• **Objective**
Copy out all lines with the word "diukur" in them.

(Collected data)
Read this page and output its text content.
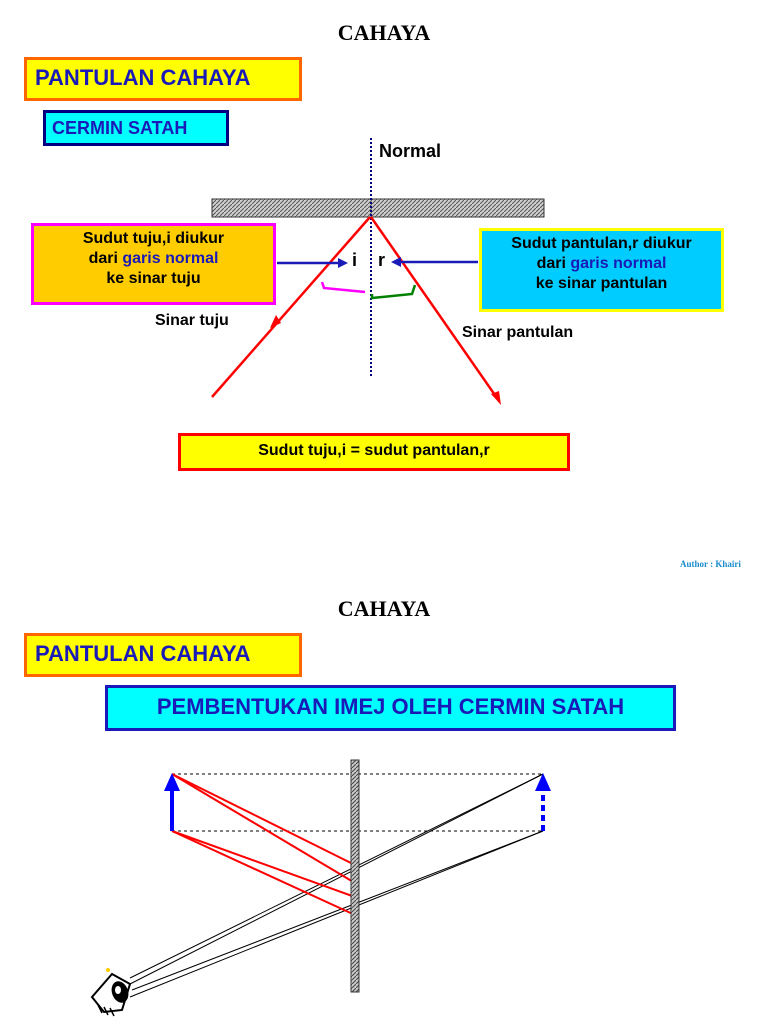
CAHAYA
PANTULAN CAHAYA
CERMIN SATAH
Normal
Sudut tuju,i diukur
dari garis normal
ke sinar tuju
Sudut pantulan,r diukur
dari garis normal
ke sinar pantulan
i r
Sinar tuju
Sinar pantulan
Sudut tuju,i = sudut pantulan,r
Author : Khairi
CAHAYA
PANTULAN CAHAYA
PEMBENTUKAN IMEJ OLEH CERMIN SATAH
* * *
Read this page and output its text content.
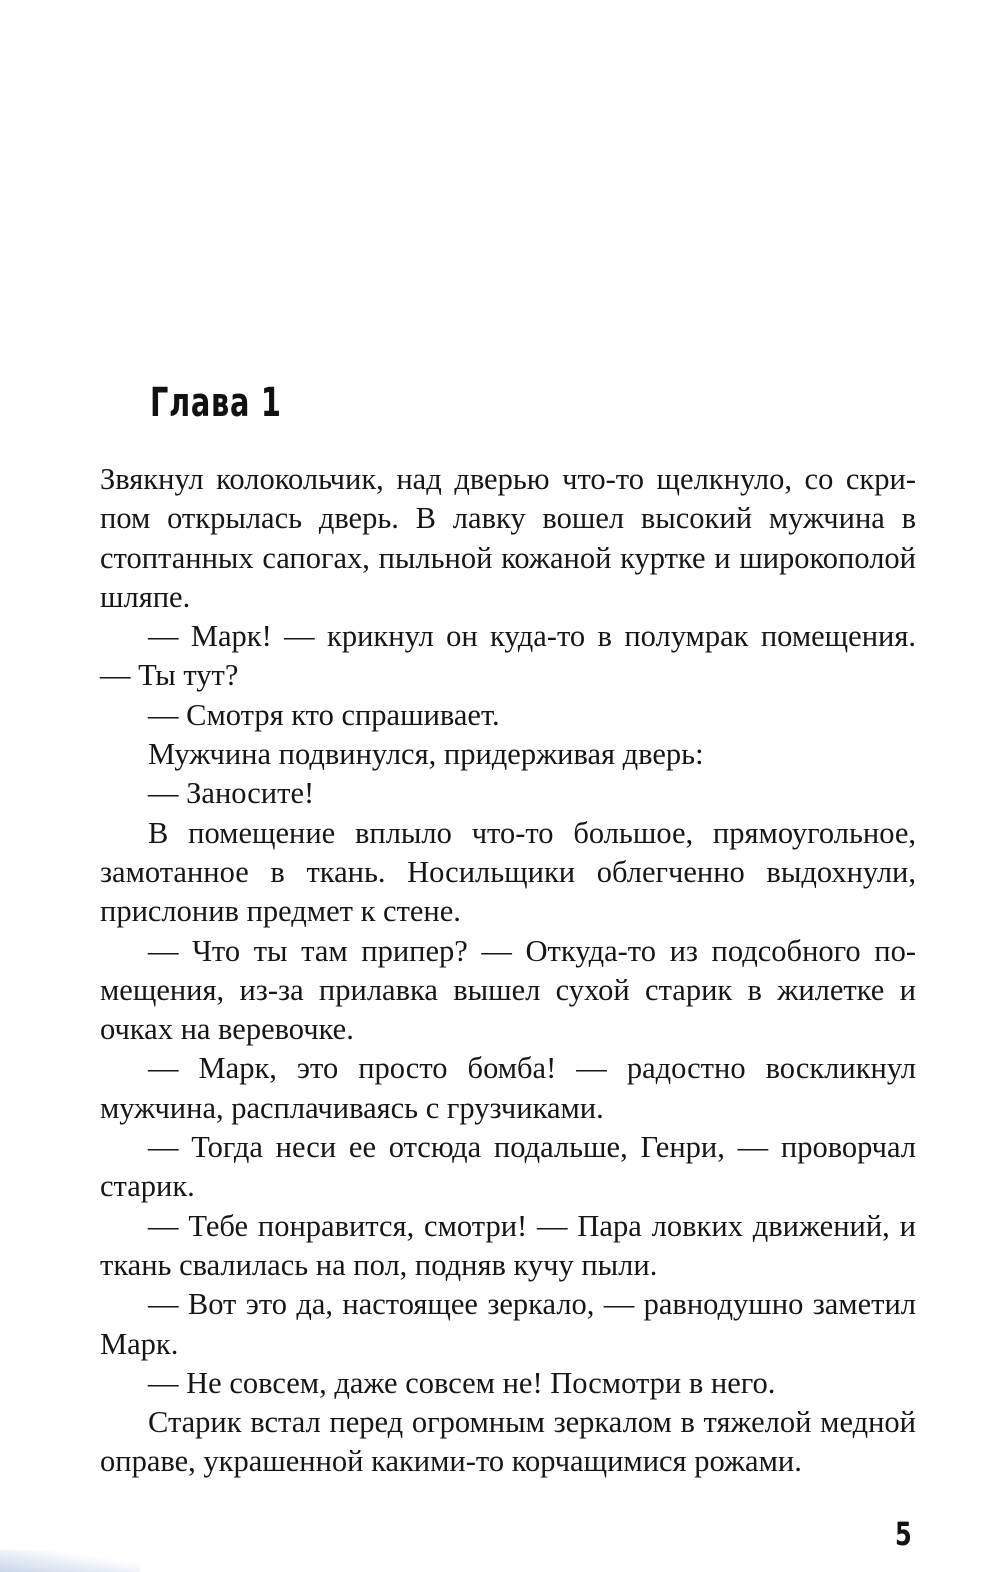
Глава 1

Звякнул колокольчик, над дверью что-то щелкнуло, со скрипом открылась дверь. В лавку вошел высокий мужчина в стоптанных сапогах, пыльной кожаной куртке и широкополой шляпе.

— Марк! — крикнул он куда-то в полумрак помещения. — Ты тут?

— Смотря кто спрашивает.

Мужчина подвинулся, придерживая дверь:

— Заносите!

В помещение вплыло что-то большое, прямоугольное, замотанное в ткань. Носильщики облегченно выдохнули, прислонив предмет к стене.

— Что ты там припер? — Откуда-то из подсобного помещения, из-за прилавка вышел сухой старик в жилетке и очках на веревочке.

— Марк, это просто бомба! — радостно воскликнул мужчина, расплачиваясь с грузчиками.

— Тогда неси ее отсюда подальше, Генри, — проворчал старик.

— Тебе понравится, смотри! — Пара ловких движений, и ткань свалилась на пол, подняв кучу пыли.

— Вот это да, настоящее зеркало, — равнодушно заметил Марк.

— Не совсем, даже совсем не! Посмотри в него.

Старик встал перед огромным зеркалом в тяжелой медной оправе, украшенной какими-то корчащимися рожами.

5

• **Finished exercise**
Sudut tuju,i diukur
Sudut pantulan,r diukur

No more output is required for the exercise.